> [SOURCE RECORDS]
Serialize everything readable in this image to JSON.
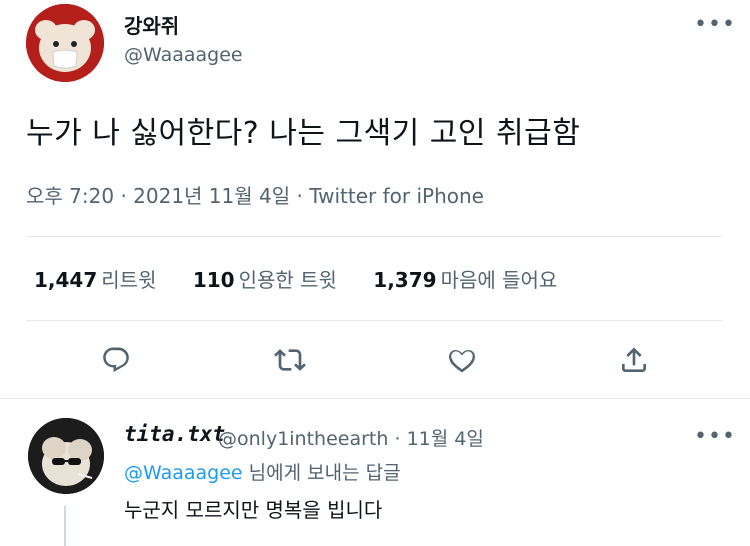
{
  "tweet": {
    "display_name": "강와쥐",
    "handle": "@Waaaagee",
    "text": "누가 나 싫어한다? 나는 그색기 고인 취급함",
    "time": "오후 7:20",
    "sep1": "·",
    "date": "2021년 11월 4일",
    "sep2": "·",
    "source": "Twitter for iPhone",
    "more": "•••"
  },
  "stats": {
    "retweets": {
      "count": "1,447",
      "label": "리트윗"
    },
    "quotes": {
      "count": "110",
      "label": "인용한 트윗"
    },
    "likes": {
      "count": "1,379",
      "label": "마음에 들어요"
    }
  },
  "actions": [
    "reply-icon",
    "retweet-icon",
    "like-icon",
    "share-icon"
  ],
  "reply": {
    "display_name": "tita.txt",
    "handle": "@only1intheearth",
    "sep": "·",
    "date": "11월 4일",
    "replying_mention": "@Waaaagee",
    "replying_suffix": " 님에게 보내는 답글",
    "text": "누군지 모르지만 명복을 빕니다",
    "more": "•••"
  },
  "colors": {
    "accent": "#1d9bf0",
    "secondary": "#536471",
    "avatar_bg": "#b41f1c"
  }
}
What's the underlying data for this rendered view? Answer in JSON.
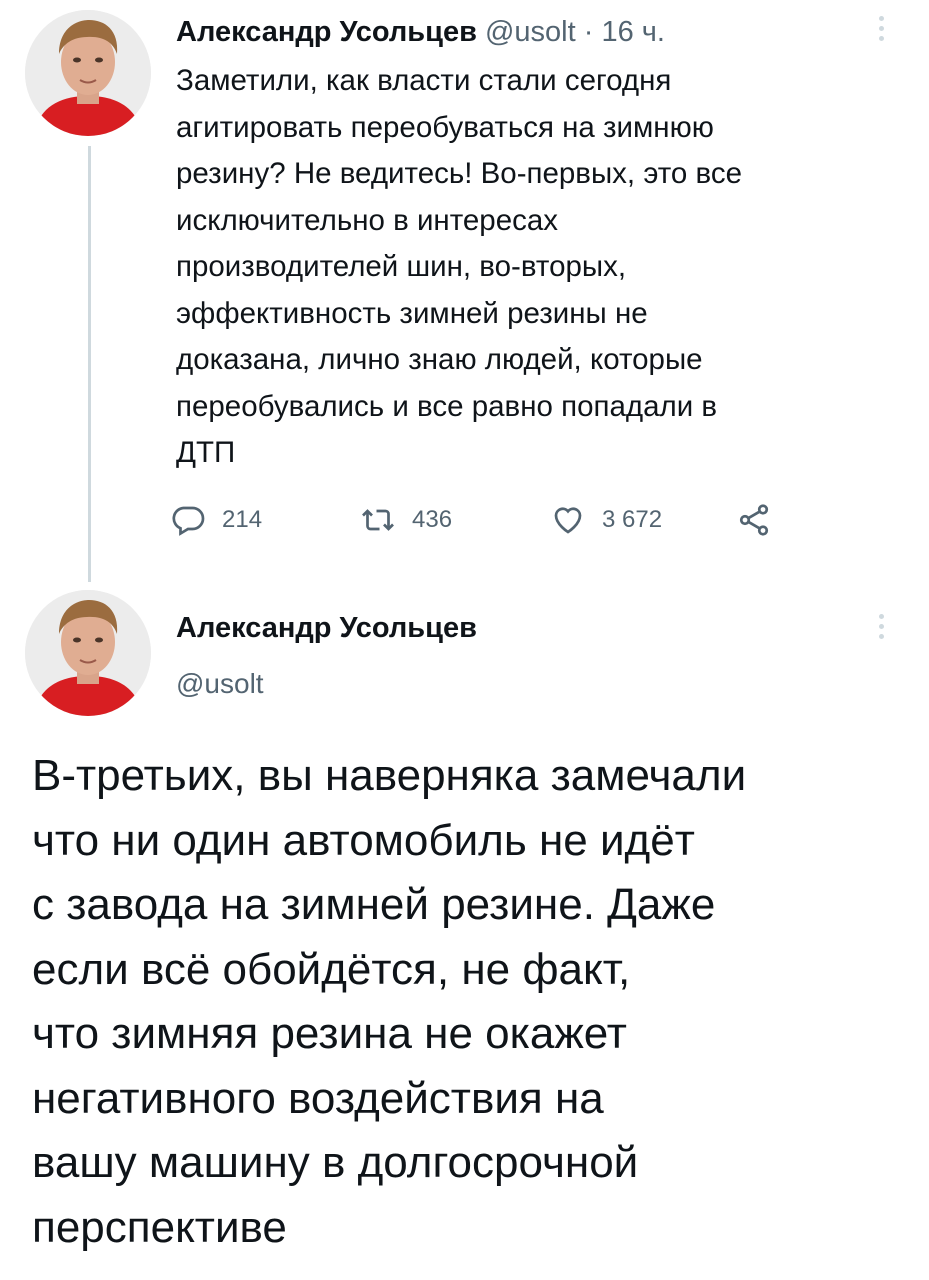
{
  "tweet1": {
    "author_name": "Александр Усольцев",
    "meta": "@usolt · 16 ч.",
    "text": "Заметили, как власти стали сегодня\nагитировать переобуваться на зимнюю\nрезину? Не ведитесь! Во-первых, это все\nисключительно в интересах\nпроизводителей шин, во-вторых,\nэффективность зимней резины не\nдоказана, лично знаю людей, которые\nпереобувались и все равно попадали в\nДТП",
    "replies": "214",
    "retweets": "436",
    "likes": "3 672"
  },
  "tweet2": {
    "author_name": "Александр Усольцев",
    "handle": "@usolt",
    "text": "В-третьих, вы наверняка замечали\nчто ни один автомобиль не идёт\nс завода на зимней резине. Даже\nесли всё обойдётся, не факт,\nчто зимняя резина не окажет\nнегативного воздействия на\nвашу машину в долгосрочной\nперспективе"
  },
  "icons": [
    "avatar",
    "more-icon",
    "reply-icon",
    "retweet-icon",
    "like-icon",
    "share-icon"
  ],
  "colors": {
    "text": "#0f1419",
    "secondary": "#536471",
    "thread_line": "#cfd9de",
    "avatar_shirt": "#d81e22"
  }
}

> [EXERCISE] Leave the pictures out, and print every line of the listing exactly as written.

> [EXPECTED ANSWER]
Serialize everything readable in this image to JSON.
{
  "tweet": {
    "display_name": "강와쥐",
    "handle": "@Waaaagee",
    "text": "누가 나 싫어한다? 나는 그색기 고인 취급함",
    "time": "오후 7:20",
    "sep1": "·",
    "date": "2021년 11월 4일",
    "sep2": "·",
    "source": "Twitter for iPhone",
    "more": "•••"
  },
  "stats": {
    "retweets": {
      "count": "1,447",
      "label": "리트윗"
    },
    "quotes": {
      "count": "110",
      "label": "인용한 트윗"
    },
    "likes": {
      "count": "1,379",
      "label": "마음에 들어요"
    }
  },
  "actions": [
    "reply-icon",
    "retweet-icon",
    "like-icon",
    "share-icon"
  ],
  "reply": {
    "display_name": "tita.txt",
    "handle": "@only1intheearth",
    "sep": "·",
    "date": "11월 4일",
    "replying_mention": "@Waaaagee",
    "replying_suffix": " 님에게 보내는 답글",
    "text": "누군지 모르지만 명복을 빕니다",
    "more": "•••"
  },
  "colors": {
    "accent": "#1d9bf0",
    "secondary": "#536471",
    "avatar_bg": "#b41f1c"
  }
}
What's the underlying data for this rendered view? Answer in JSON.
{
  "tweet1": {
    "author_name": "Александр Усольцев",
    "meta": "@usolt · 16 ч.",
    "text": "Заметили, как власти стали сегодня\nагитировать переобуваться на зимнюю\nрезину? Не ведитесь! Во-первых, это все\nисключительно в интересах\nпроизводителей шин, во-вторых,\nэффективность зимней резины не\nдоказана, лично знаю людей, которые\nпереобувались и все равно попадали в\nДТП",
    "replies": "214",
    "retweets": "436",
    "likes": "3 672"
  },
  "tweet2": {
    "author_name": "Александр Усольцев",
    "handle": "@usolt",
    "text": "В-третьих, вы наверняка замечали\nчто ни один автомобиль не идёт\nс завода на зимней резине. Даже\nесли всё обойдётся, не факт,\nчто зимняя резина не окажет\nнегативного воздействия на\nвашу машину в долгосрочной\nперспективе"
  },
  "icons": [
    "avatar",
    "more-icon",
    "reply-icon",
    "retweet-icon",
    "like-icon",
    "share-icon"
  ],
  "colors": {
    "text": "#0f1419",
    "secondary": "#536471",
    "thread_line": "#cfd9de",
    "avatar_shirt": "#d81e22"
  }
}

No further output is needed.